**What you have to do:**
Extract the listing below in full, unchanged.
--- START ---
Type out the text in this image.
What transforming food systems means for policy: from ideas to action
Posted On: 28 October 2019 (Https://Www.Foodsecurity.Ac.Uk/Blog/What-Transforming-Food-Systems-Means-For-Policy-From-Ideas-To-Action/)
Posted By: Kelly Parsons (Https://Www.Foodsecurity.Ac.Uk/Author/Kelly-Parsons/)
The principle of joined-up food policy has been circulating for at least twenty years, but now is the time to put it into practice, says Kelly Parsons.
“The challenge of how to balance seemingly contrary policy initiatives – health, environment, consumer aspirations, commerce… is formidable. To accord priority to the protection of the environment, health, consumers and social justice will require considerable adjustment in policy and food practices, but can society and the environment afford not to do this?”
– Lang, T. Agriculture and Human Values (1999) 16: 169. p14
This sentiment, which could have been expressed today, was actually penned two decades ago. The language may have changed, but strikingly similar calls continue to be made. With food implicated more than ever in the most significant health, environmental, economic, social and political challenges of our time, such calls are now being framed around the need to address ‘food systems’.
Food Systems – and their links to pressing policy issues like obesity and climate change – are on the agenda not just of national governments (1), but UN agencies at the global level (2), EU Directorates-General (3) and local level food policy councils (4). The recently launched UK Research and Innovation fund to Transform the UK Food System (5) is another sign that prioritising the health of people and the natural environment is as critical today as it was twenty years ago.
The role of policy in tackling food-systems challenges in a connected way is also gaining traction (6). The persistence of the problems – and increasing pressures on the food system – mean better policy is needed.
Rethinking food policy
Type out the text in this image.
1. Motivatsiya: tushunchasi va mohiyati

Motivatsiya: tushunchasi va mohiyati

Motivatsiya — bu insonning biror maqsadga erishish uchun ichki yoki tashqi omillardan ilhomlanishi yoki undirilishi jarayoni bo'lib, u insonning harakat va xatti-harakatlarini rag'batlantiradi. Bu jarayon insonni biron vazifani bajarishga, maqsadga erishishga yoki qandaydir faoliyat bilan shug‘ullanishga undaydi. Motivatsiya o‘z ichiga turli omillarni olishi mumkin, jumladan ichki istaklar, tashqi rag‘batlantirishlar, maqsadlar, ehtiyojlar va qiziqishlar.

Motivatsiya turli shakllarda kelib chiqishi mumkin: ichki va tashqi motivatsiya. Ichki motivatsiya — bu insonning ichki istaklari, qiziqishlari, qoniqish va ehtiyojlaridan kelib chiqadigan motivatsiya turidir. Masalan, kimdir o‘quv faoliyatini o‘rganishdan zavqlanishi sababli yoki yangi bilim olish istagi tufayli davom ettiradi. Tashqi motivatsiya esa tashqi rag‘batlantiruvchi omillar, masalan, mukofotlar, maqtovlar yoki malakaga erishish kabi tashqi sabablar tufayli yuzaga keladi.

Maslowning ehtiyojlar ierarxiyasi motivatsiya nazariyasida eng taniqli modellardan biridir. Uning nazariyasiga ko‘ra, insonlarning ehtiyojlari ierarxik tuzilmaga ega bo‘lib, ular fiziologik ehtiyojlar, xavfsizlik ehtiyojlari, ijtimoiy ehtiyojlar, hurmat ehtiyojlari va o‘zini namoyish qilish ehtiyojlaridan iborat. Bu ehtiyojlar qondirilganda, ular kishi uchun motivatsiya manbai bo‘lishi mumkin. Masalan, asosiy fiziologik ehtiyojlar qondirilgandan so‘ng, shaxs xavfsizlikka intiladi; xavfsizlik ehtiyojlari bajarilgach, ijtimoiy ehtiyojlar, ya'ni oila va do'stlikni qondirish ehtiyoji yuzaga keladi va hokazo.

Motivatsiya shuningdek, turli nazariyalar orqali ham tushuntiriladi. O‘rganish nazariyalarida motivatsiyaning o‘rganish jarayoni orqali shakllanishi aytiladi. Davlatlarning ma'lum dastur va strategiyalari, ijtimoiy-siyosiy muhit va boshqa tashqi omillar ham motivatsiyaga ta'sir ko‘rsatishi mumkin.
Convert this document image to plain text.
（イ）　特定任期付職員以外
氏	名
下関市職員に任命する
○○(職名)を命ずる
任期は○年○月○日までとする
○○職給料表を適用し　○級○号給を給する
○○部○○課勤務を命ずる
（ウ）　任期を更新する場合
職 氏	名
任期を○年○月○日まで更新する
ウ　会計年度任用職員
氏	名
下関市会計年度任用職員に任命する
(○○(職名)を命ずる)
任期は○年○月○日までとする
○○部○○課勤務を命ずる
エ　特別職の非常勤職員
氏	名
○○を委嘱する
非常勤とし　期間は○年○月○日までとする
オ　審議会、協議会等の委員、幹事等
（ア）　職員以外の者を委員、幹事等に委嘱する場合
--- END ---
**The solution:**
Type out the text in this image.
What transforming food systems means for policy: from ideas to action
Posted On: 28 October 2019 (Https://Www.Foodsecurity.Ac.Uk/Blog/What-Transforming-Food-Systems-Means-For-Policy-From-Ideas-To-Action/)
Posted By: Kelly Parsons (Https://Www.Foodsecurity.Ac.Uk/Author/Kelly-Parsons/)
The principle of joined-up food policy has been circulating for at least twenty years, but now is the time to put it into practice, says Kelly Parsons.
“The challenge of how to balance seemingly contrary policy initiatives – health, environment, consumer aspirations, commerce… is formidable. To accord priority to the protection of the environment, health, consumers and social justice will require considerable adjustment in policy and food practices, but can society and the environment afford not to do this?”
– Lang, T. Agriculture and Human Values (1999) 16: 169. p14
This sentiment, which could have been expressed today, was actually penned two decades ago. The language may have changed, but strikingly similar calls continue to be made. With food implicated more than ever in the most significant health, environmental, economic, social and political challenges of our time, such calls are now being framed around the need to address ‘food systems’.
Food Systems – and their links to pressing policy issues like obesity and climate change – are on the agenda not just of national governments (1), but UN agencies at the global level (2), EU Directorates-General (3) and local level food policy councils (4). The recently launched UK Research and Innovation fund to Transform the UK Food System (5) is another sign that prioritising the health of people and the natural environment is as critical today as it was twenty years ago.
The role of policy in tackling food-systems challenges in a connected way is also gaining traction (6). The persistence of the problems – and increasing pressures on the food system – mean better policy is needed.
Rethinking food policy
Type out the text in this image.
1. Motivatsiya: tushunchasi va mohiyati

Motivatsiya: tushunchasi va mohiyati

Motivatsiya — bu insonning biror maqsadga erishish uchun ichki yoki tashqi omillardan ilhomlanishi yoki undirilishi jarayoni bo'lib, u insonning harakat va xatti-harakatlarini rag'batlantiradi. Bu jarayon insonni biron vazifani bajarishga, maqsadga erishishga yoki qandaydir faoliyat bilan shug‘ullanishga undaydi. Motivatsiya o‘z ichiga turli omillarni olishi mumkin, jumladan ichki istaklar, tashqi rag‘batlantirishlar, maqsadlar, ehtiyojlar va qiziqishlar.

Motivatsiya turli shakllarda kelib chiqishi mumkin: ichki va tashqi motivatsiya. Ichki motivatsiya — bu insonning ichki istaklari, qiziqishlari, qoniqish va ehtiyojlaridan kelib chiqadigan motivatsiya turidir. Masalan, kimdir o‘quv faoliyatini o‘rganishdan zavqlanishi sababli yoki yangi bilim olish istagi tufayli davom ettiradi. Tashqi motivatsiya esa tashqi rag‘batlantiruvchi omillar, masalan, mukofotlar, maqtovlar yoki malakaga erishish kabi tashqi sabablar tufayli yuzaga keladi.

Maslowning ehtiyojlar ierarxiyasi motivatsiya nazariyasida eng taniqli modellardan biridir. Uning nazariyasiga ko‘ra, insonlarning ehtiyojlari ierarxik tuzilmaga ega bo‘lib, ular fiziologik ehtiyojlar, xavfsizlik ehtiyojlari, ijtimoiy ehtiyojlar, hurmat ehtiyojlari va o‘zini namoyish qilish ehtiyojlaridan iborat. Bu ehtiyojlar qondirilganda, ular kishi uchun motivatsiya manbai bo‘lishi mumkin. Masalan, asosiy fiziologik ehtiyojlar qondirilgandan so‘ng, shaxs xavfsizlikka intiladi; xavfsizlik ehtiyojlari bajarilgach, ijtimoiy ehtiyojlar, ya'ni oila va do'stlikni qondirish ehtiyoji yuzaga keladi va hokazo.

Motivatsiya shuningdek, turli nazariyalar orqali ham tushuntiriladi. O‘rganish nazariyalarida motivatsiyaning o‘rganish jarayoni orqali shakllanishi aytiladi. Davlatlarning ma'lum dastur va strategiyalari, ijtimoiy-siyosiy muhit va boshqa tashqi omillar ham motivatsiyaga ta'sir ko‘rsatishi mumkin.
Convert this document image to plain text.
（イ）　特定任期付職員以外
氏	名
下関市職員に任命する
○○(職名)を命ずる
任期は○年○月○日までとする
○○職給料表を適用し　○級○号給を給する
○○部○○課勤務を命ずる
（ウ）　任期を更新する場合
職 氏	名
任期を○年○月○日まで更新する
ウ　会計年度任用職員
氏	名
下関市会計年度任用職員に任命する
(○○(職名)を命ずる)
任期は○年○月○日までとする
○○部○○課勤務を命ずる
エ　特別職の非常勤職員
氏	名
○○を委嘱する
非常勤とし　期間は○年○月○日までとする
オ　審議会、協議会等の委員、幹事等
（ア）　職員以外の者を委員、幹事等に委嘱する場合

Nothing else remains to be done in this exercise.